DIRECTIONS:
Provide an exact reproduction of every entry.

══ RECORDS FOR THIS EXERCISE ══

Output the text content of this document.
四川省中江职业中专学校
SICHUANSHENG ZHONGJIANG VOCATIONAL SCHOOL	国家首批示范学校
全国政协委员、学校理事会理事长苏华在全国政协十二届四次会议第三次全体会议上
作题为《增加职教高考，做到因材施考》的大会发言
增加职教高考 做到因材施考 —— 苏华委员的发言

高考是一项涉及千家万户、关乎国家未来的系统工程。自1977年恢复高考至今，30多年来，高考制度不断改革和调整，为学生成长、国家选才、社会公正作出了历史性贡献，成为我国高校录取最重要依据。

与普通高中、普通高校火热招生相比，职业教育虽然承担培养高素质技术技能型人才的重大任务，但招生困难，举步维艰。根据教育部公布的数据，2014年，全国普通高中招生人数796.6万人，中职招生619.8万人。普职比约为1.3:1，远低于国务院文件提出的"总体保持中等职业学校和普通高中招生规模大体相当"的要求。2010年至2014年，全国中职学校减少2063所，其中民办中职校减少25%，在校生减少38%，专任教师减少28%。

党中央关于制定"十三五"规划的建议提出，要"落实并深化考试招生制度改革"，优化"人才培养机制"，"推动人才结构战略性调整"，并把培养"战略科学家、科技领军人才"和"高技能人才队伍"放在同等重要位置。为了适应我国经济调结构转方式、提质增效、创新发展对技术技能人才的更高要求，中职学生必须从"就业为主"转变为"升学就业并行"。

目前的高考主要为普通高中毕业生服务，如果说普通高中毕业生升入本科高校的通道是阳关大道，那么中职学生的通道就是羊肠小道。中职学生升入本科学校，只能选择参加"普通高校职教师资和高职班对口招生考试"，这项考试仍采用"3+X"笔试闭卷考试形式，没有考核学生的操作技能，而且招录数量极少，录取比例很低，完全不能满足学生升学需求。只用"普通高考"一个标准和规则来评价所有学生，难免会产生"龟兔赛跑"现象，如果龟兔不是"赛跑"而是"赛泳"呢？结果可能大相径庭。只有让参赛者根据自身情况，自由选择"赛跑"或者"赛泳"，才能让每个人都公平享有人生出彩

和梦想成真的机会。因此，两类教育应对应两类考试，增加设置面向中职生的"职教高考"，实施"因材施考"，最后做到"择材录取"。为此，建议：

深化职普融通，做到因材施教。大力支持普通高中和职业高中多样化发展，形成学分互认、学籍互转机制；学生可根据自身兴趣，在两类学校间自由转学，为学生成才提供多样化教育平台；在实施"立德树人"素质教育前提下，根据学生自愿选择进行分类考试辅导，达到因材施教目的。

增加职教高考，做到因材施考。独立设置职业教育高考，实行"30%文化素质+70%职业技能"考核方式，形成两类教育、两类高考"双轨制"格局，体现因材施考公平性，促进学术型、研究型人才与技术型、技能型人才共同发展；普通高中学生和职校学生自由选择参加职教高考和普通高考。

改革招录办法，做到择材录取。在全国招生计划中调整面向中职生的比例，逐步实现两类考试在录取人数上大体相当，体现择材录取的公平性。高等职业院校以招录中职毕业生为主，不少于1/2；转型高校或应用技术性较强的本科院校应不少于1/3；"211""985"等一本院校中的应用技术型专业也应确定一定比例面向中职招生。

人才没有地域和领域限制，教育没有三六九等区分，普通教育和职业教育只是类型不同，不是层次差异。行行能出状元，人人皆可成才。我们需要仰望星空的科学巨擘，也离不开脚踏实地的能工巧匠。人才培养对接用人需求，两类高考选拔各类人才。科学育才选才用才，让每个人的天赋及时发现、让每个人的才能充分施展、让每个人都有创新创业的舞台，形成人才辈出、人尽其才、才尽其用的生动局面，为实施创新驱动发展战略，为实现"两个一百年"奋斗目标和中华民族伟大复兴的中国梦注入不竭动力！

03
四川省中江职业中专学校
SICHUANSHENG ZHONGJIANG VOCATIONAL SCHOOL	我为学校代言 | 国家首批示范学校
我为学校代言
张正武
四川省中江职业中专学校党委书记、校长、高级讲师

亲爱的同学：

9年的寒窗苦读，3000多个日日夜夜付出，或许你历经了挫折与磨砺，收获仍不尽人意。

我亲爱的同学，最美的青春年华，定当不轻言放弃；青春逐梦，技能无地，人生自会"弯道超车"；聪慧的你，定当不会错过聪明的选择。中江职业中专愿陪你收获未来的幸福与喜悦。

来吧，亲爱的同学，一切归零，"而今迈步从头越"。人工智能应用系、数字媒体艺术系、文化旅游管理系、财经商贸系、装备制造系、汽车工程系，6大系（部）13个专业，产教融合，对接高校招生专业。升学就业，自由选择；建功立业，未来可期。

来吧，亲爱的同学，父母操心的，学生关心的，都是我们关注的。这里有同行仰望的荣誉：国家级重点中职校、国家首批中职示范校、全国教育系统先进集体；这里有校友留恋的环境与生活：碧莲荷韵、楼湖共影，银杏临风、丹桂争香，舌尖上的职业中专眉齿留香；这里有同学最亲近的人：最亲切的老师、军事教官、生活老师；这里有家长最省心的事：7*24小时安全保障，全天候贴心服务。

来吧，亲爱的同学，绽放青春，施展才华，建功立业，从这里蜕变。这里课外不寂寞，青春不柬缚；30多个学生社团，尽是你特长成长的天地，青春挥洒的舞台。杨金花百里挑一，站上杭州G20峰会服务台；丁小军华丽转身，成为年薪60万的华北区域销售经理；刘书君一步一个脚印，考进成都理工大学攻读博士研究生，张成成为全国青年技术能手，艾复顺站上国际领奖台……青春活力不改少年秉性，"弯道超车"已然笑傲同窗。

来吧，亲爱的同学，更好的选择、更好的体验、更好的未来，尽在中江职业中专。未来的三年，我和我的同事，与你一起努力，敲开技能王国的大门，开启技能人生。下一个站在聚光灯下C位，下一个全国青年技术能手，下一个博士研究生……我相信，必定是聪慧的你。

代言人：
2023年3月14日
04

═══

FULL RESPONSE:
Output the text content of this document.
四川省中江职业中专学校
SICHUANSHENG ZHONGJIANG VOCATIONAL SCHOOL	国家首批示范学校
全国政协委员、学校理事会理事长苏华在全国政协十二届四次会议第三次全体会议上
作题为《增加职教高考，做到因材施考》的大会发言
增加职教高考 做到因材施考 —— 苏华委员的发言

高考是一项涉及千家万户、关乎国家未来的系统工程。自1977年恢复高考至今，30多年来，高考制度不断改革和调整，为学生成长、国家选才、社会公正作出了历史性贡献，成为我国高校录取最重要依据。

与普通高中、普通高校火热招生相比，职业教育虽然承担培养高素质技术技能型人才的重大任务，但招生困难，举步维艰。根据教育部公布的数据，2014年，全国普通高中招生人数796.6万人，中职招生619.8万人。普职比约为1.3:1，远低于国务院文件提出的"总体保持中等职业学校和普通高中招生规模大体相当"的要求。2010年至2014年，全国中职学校减少2063所，其中民办中职校减少25%，在校生减少38%，专任教师减少28%。

党中央关于制定"十三五"规划的建议提出，要"落实并深化考试招生制度改革"，优化"人才培养机制"，"推动人才结构战略性调整"，并把培养"战略科学家、科技领军人才"和"高技能人才队伍"放在同等重要位置。为了适应我国经济调结构转方式、提质增效、创新发展对技术技能人才的更高要求，中职学生必须从"就业为主"转变为"升学就业并行"。

目前的高考主要为普通高中毕业生服务，如果说普通高中毕业生升入本科高校的通道是阳关大道，那么中职学生的通道就是羊肠小道。中职学生升入本科学校，只能选择参加"普通高校职教师资和高职班对口招生考试"，这项考试仍采用"3+X"笔试闭卷考试形式，没有考核学生的操作技能，而且招录数量极少，录取比例很低，完全不能满足学生升学需求。只用"普通高考"一个标准和规则来评价所有学生，难免会产生"龟兔赛跑"现象，如果龟兔不是"赛跑"而是"赛泳"呢？结果可能大相径庭。只有让参赛者根据自身情况，自由选择"赛跑"或者"赛泳"，才能让每个人都公平享有人生出彩

和梦想成真的机会。因此，两类教育应对应两类考试，增加设置面向中职生的"职教高考"，实施"因材施考"，最后做到"择材录取"。为此，建议：

深化职普融通，做到因材施教。大力支持普通高中和职业高中多样化发展，形成学分互认、学籍互转机制；学生可根据自身兴趣，在两类学校间自由转学，为学生成才提供多样化教育平台；在实施"立德树人"素质教育前提下，根据学生自愿选择进行分类考试辅导，达到因材施教目的。

增加职教高考，做到因材施考。独立设置职业教育高考，实行"30%文化素质+70%职业技能"考核方式，形成两类教育、两类高考"双轨制"格局，体现因材施考公平性，促进学术型、研究型人才与技术型、技能型人才共同发展；普通高中学生和职校学生自由选择参加职教高考和普通高考。

改革招录办法，做到择材录取。在全国招生计划中调整面向中职生的比例，逐步实现两类考试在录取人数上大体相当，体现择材录取的公平性。高等职业院校以招录中职毕业生为主，不少于1/2；转型高校或应用技术性较强的本科院校应不少于1/3；"211""985"等一本院校中的应用技术型专业也应确定一定比例面向中职招生。

人才没有地域和领域限制，教育没有三六九等区分，普通教育和职业教育只是类型不同，不是层次差异。行行能出状元，人人皆可成才。我们需要仰望星空的科学巨擘，也离不开脚踏实地的能工巧匠。人才培养对接用人需求，两类高考选拔各类人才。科学育才选才用才，让每个人的天赋及时发现、让每个人的才能充分施展、让每个人都有创新创业的舞台，形成人才辈出、人尽其才、才尽其用的生动局面，为实施创新驱动发展战略，为实现"两个一百年"奋斗目标和中华民族伟大复兴的中国梦注入不竭动力！

03
四川省中江职业中专学校
SICHUANSHENG ZHONGJIANG VOCATIONAL SCHOOL	我为学校代言 | 国家首批示范学校
我为学校代言
张正武
四川省中江职业中专学校党委书记、校长、高级讲师

亲爱的同学：

9年的寒窗苦读，3000多个日日夜夜付出，或许你历经了挫折与磨砺，收获仍不尽人意。

我亲爱的同学，最美的青春年华，定当不轻言放弃；青春逐梦，技能无地，人生自会"弯道超车"；聪慧的你，定当不会错过聪明的选择。中江职业中专愿陪你收获未来的幸福与喜悦。

来吧，亲爱的同学，一切归零，"而今迈步从头越"。人工智能应用系、数字媒体艺术系、文化旅游管理系、财经商贸系、装备制造系、汽车工程系，6大系（部）13个专业，产教融合，对接高校招生专业。升学就业，自由选择；建功立业，未来可期。

来吧，亲爱的同学，父母操心的，学生关心的，都是我们关注的。这里有同行仰望的荣誉：国家级重点中职校、国家首批中职示范校、全国教育系统先进集体；这里有校友留恋的环境与生活：碧莲荷韵、楼湖共影，银杏临风、丹桂争香，舌尖上的职业中专眉齿留香；这里有同学最亲近的人：最亲切的老师、军事教官、生活老师；这里有家长最省心的事：7*24小时安全保障，全天候贴心服务。

来吧，亲爱的同学，绽放青春，施展才华，建功立业，从这里蜕变。这里课外不寂寞，青春不柬缚；30多个学生社团，尽是你特长成长的天地，青春挥洒的舞台。杨金花百里挑一，站上杭州G20峰会服务台；丁小军华丽转身，成为年薪60万的华北区域销售经理；刘书君一步一个脚印，考进成都理工大学攻读博士研究生，张成成为全国青年技术能手，艾复顺站上国际领奖台……青春活力不改少年秉性，"弯道超车"已然笑傲同窗。

来吧，亲爱的同学，更好的选择、更好的体验、更好的未来，尽在中江职业中专。未来的三年，我和我的同事，与你一起努力，敲开技能王国的大门，开启技能人生。下一个站在聚光灯下C位，下一个全国青年技术能手，下一个博士研究生……我相信，必定是聪慧的你。

代言人：
2023年3月14日
04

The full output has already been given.